Task to carry out -> Repeat exactly, and only, the lines from the one holding "Decode this image" through the last line of the records below.

Provided entries ->
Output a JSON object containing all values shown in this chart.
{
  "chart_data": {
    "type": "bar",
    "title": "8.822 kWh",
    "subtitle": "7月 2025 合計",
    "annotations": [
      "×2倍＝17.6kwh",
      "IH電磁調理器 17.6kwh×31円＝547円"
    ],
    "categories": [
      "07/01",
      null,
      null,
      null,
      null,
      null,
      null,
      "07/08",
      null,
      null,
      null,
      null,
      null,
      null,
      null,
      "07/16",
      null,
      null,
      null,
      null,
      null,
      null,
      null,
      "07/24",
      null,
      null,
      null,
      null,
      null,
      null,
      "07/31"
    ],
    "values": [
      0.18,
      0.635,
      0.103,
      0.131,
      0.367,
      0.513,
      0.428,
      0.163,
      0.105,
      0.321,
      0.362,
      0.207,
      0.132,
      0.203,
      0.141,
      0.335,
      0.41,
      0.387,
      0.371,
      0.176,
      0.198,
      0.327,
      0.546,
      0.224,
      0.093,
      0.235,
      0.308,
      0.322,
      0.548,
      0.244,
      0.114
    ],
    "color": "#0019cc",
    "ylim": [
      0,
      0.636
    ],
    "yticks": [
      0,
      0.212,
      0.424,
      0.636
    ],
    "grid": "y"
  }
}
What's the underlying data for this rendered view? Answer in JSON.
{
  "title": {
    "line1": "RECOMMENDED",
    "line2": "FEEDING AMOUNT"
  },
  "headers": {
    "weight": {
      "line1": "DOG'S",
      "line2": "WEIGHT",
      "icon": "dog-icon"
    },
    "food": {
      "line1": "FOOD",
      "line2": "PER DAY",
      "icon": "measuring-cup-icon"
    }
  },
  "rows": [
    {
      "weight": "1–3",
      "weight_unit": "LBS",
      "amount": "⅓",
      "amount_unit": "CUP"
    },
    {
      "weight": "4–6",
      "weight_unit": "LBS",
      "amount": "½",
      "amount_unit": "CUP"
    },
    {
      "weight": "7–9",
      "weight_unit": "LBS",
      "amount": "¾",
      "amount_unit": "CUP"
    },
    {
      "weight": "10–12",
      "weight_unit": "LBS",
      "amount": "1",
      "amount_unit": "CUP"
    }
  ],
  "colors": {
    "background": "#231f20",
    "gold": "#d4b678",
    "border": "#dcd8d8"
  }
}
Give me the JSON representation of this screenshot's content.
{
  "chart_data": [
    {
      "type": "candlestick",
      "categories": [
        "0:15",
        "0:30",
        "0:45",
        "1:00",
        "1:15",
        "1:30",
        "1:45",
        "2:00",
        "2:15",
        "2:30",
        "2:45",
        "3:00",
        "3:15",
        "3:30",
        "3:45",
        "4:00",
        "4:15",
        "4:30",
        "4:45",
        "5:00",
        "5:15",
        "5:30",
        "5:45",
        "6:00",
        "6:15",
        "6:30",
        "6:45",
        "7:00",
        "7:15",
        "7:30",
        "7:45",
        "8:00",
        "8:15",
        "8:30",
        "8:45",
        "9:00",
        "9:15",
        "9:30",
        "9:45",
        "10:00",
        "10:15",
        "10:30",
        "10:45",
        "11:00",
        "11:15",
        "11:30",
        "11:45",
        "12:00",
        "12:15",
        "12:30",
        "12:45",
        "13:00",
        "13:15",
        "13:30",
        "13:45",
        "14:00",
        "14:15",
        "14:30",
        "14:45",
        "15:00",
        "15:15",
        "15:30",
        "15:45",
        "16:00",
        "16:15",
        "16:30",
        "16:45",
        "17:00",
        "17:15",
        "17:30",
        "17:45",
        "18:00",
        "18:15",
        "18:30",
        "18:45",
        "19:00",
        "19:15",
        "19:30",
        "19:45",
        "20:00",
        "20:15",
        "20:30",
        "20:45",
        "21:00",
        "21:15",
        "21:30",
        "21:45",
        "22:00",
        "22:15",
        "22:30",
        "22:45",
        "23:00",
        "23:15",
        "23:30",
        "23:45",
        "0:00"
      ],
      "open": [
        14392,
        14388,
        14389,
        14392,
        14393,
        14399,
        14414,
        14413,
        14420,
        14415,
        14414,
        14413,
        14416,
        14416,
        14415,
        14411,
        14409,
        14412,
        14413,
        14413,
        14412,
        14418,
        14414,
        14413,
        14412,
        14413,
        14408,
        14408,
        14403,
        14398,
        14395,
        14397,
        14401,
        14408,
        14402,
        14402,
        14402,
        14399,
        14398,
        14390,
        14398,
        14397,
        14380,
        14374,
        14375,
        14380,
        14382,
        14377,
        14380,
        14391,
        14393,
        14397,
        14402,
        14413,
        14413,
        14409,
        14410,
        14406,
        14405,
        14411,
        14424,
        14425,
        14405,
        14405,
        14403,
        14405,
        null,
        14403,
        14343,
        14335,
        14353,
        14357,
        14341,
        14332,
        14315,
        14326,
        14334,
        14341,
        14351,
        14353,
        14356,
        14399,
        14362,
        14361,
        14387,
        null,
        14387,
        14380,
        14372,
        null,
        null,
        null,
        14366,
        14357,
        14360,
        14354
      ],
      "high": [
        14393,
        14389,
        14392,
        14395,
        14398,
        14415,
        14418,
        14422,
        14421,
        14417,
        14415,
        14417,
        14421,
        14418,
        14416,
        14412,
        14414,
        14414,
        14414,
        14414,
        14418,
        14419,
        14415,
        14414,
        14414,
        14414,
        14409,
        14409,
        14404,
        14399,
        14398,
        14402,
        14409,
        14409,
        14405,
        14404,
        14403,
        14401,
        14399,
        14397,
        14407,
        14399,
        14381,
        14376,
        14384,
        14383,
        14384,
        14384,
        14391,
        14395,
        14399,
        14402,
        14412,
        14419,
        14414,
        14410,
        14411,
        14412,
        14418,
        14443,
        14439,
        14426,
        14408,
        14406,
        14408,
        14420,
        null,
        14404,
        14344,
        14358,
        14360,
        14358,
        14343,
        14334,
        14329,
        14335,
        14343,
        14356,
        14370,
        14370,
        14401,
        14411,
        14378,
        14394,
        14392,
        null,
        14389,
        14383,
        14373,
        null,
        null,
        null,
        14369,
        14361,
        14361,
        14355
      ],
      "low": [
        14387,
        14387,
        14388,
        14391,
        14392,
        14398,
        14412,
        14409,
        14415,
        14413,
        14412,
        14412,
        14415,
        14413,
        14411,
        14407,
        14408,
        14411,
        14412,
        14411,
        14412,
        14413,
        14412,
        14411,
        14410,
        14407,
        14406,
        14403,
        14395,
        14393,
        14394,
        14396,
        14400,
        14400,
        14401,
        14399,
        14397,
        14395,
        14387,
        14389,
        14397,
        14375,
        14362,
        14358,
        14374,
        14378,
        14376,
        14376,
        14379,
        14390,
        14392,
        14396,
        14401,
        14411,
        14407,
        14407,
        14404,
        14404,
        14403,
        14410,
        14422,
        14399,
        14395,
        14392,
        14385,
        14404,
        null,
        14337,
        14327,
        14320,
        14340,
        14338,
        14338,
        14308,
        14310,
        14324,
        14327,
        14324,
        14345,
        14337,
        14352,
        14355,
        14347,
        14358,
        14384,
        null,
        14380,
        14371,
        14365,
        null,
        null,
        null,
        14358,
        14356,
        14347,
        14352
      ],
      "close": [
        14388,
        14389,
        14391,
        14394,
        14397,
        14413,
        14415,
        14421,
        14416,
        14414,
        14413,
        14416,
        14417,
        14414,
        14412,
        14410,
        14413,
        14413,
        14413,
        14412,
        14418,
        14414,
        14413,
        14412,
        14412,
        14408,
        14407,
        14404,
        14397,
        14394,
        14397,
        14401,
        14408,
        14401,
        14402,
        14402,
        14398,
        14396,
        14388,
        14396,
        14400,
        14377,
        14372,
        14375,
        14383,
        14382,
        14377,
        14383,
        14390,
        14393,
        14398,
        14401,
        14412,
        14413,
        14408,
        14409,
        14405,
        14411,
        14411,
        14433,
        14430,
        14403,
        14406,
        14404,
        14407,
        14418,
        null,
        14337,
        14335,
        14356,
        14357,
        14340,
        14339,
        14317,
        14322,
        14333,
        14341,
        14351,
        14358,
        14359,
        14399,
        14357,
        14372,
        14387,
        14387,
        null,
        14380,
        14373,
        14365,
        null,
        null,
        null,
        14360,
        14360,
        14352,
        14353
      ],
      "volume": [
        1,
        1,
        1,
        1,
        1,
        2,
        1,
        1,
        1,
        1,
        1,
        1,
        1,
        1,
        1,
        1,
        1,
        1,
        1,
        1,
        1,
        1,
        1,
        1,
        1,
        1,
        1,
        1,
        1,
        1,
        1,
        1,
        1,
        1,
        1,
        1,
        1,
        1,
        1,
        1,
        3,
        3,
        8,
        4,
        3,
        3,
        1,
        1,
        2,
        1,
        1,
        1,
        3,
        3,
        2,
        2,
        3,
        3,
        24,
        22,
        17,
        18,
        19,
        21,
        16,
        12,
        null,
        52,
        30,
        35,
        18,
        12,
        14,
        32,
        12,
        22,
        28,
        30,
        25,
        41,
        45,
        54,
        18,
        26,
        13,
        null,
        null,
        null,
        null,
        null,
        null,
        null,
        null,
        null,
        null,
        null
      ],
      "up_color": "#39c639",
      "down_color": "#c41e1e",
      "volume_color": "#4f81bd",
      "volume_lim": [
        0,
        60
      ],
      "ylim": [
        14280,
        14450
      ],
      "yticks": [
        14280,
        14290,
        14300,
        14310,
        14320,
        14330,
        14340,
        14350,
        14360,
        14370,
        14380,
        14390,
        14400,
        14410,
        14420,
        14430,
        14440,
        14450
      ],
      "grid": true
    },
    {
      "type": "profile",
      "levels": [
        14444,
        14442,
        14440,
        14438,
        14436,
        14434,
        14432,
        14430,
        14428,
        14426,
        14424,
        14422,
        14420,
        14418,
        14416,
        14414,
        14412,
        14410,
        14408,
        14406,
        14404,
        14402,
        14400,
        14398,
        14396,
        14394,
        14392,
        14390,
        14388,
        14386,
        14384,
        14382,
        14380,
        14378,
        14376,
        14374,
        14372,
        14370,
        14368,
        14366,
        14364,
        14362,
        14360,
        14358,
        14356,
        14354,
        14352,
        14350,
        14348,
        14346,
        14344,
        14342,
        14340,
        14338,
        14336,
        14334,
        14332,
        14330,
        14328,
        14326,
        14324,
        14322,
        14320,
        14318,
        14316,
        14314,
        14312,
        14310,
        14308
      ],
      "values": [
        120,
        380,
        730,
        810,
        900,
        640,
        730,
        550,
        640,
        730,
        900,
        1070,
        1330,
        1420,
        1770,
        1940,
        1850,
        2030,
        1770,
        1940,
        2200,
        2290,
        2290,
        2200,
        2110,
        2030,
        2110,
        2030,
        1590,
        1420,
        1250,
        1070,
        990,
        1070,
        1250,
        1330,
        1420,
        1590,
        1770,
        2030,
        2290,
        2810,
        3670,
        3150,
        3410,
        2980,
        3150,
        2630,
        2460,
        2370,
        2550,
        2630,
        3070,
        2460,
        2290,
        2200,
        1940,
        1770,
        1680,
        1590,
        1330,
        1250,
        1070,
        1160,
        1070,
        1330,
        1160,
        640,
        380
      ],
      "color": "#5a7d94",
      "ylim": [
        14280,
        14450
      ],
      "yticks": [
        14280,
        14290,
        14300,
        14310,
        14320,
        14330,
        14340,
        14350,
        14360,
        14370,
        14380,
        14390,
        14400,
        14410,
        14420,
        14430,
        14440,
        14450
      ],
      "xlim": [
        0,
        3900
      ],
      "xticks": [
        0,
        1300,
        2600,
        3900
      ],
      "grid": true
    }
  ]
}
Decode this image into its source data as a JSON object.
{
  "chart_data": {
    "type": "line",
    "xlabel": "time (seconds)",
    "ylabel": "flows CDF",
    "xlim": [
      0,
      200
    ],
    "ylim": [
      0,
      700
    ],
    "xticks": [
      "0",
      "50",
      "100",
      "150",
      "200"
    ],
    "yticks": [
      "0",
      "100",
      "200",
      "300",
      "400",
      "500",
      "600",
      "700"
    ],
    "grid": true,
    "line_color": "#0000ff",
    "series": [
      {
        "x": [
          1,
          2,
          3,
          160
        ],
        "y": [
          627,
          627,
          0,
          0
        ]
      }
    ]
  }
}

Response to this exercise ->
Decode this image into its source data as a JSON object.
{
  "chart_data": {
    "type": "line",
    "xlabel": "time (seconds)",
    "ylabel": "flows CDF",
    "xlim": [
      0,
      200
    ],
    "ylim": [
      0,
      700
    ],
    "xticks": [
      "0",
      "50",
      "100",
      "150",
      "200"
    ],
    "yticks": [
      "0",
      "100",
      "200",
      "300",
      "400",
      "500",
      "600",
      "700"
    ],
    "grid": true,
    "line_color": "#0000ff",
    "series": [
      {
        "x": [
          1,
          2,
          3,
          160
        ],
        "y": [
          627,
          627,
          0,
          0
        ]
      }
    ]
  }
}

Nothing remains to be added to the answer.